Of all the lines in the material, how many contain the word "labels"? State the number alone.

────────────────────────────────────────

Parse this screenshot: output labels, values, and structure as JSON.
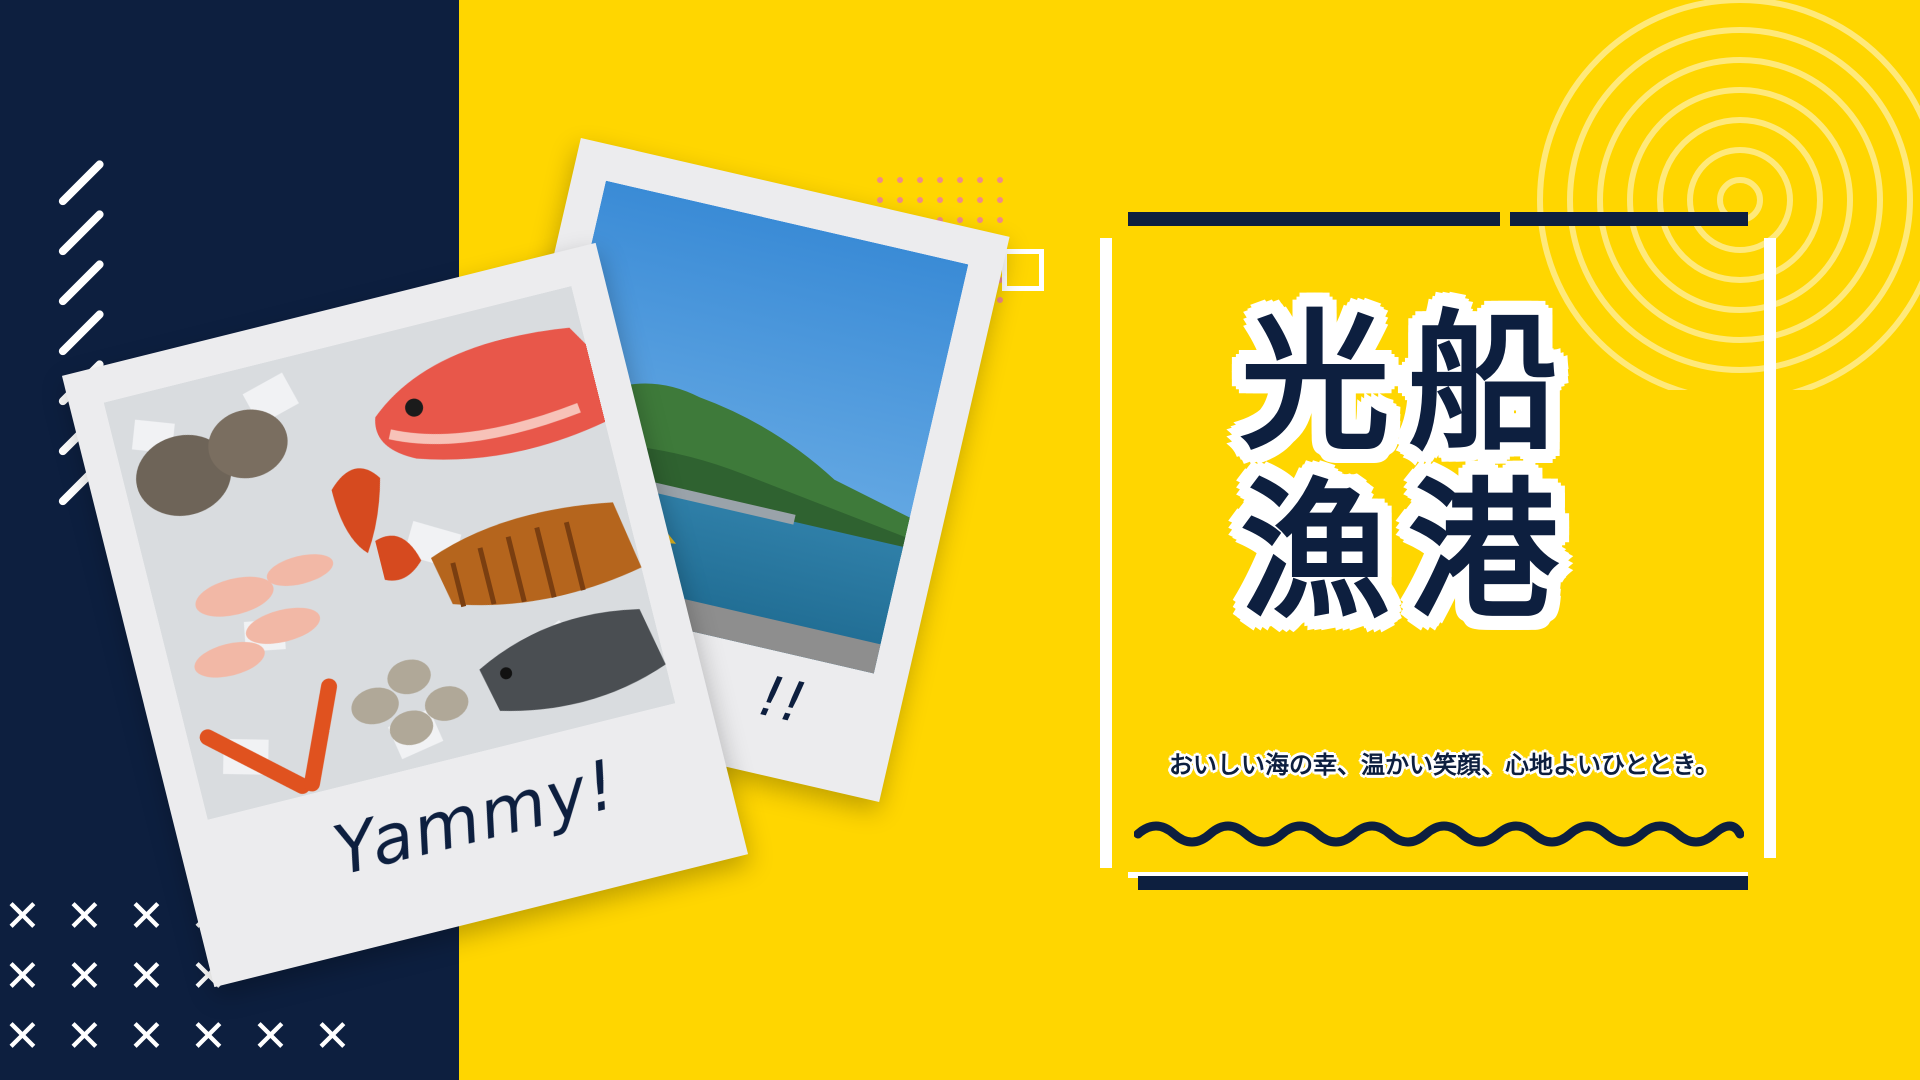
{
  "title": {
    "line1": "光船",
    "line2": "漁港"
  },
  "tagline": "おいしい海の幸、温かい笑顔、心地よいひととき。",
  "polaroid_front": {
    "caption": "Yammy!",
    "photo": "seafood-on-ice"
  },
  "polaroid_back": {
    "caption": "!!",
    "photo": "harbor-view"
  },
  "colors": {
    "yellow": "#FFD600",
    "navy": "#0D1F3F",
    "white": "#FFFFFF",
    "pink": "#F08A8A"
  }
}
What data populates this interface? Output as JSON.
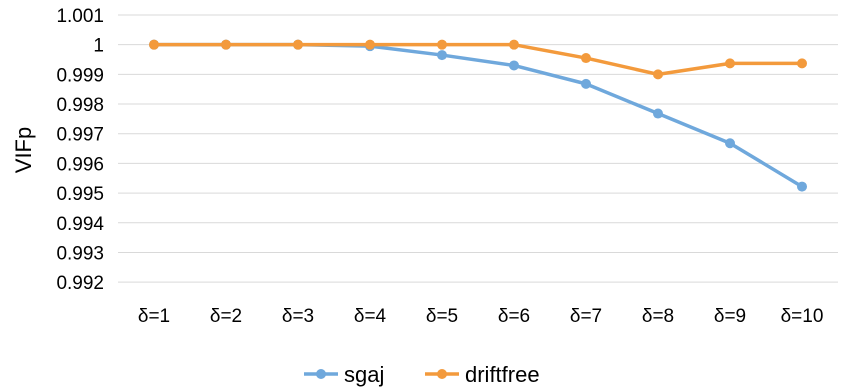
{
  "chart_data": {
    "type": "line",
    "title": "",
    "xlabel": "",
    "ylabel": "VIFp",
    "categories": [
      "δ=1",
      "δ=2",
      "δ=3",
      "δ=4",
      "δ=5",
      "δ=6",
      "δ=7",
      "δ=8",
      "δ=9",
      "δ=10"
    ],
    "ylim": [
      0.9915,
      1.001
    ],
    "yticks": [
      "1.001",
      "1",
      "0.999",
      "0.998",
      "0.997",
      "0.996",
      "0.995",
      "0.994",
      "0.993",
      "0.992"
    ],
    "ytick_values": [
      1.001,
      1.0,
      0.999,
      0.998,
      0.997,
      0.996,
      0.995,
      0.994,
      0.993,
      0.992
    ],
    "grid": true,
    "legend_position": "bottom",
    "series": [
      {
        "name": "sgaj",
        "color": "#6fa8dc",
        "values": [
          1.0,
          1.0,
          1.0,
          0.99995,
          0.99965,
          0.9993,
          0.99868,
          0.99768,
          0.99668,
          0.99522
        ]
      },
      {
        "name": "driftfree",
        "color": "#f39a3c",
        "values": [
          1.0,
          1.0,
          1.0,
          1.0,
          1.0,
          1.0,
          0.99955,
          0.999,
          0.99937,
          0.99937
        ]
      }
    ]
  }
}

────────────────────────────────────────

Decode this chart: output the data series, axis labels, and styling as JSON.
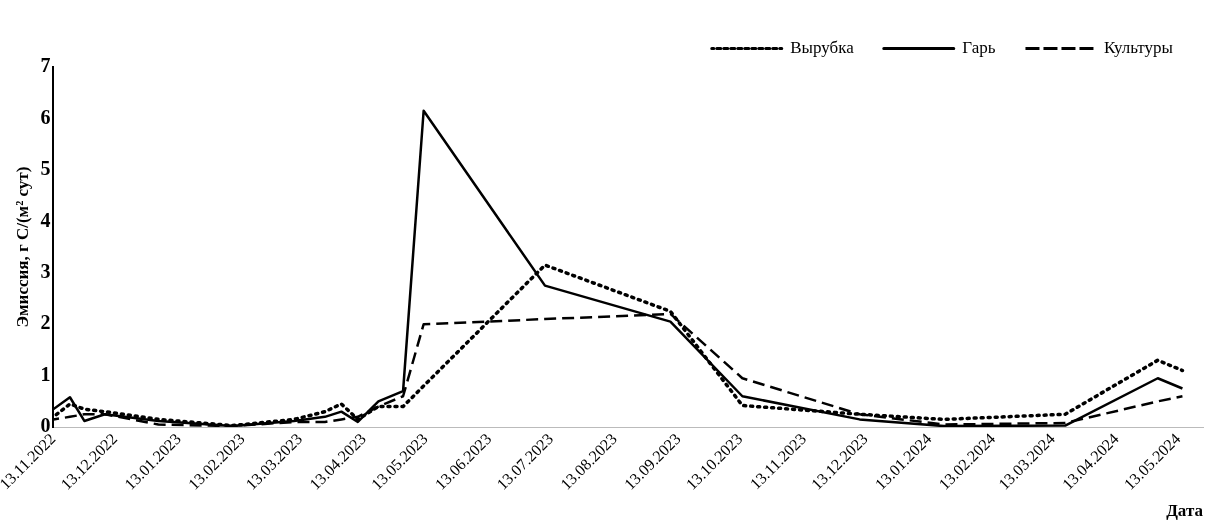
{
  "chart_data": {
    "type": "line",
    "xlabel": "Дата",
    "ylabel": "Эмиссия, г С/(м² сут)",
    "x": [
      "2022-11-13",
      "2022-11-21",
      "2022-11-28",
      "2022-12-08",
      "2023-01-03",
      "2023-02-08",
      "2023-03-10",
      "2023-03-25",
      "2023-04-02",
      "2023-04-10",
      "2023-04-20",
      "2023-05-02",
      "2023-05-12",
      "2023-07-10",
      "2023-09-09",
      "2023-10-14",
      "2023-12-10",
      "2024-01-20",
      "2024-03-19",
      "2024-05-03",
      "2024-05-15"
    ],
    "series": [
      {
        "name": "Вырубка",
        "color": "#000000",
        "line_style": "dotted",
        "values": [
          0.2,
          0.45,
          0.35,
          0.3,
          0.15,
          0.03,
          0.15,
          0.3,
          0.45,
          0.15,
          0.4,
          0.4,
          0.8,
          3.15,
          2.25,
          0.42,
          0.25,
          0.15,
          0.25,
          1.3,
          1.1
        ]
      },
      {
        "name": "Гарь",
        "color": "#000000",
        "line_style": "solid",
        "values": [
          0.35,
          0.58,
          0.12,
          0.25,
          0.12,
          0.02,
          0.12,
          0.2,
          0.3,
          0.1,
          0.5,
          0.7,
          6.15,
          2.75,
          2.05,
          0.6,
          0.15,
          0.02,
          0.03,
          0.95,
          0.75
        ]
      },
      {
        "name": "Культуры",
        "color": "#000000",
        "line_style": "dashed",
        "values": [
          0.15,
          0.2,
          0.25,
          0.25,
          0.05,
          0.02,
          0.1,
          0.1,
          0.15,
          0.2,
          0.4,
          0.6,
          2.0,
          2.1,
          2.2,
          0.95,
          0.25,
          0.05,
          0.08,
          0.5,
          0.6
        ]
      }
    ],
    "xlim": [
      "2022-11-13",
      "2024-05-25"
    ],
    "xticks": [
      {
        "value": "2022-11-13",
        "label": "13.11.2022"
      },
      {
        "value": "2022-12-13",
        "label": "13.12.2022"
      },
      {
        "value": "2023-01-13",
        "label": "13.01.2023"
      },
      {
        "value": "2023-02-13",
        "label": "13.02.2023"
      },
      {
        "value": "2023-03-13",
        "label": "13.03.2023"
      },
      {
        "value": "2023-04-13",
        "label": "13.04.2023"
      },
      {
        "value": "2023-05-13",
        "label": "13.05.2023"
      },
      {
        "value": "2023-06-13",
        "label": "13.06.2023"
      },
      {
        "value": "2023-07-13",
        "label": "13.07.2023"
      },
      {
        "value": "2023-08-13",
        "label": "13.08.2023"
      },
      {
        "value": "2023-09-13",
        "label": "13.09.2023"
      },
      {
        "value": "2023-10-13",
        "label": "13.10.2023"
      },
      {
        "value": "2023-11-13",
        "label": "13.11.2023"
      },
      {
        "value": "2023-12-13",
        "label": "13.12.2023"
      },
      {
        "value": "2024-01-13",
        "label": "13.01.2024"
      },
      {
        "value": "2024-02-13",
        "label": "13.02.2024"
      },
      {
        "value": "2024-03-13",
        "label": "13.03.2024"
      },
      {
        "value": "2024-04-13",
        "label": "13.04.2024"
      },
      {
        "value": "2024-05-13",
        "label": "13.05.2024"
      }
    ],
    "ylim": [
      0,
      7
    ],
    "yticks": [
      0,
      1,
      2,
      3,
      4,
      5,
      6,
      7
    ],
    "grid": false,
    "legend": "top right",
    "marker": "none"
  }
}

────────────────────────────────────────

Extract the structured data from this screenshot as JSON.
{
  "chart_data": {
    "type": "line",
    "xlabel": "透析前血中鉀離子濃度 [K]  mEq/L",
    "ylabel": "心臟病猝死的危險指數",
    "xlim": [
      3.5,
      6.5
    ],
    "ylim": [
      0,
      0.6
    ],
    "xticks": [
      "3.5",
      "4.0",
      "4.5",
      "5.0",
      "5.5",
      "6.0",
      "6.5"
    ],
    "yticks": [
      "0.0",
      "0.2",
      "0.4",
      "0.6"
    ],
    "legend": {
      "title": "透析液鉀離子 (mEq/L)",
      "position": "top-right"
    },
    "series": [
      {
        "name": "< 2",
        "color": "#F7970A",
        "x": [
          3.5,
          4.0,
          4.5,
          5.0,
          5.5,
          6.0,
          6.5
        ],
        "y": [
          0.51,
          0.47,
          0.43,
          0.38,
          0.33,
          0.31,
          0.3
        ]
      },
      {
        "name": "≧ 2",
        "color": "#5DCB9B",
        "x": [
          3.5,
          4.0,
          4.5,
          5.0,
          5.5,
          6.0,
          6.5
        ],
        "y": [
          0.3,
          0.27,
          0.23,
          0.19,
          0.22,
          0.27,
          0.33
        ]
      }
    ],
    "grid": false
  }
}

────────────────────────────────────────

■ EXERCISE SOLUTION ■
2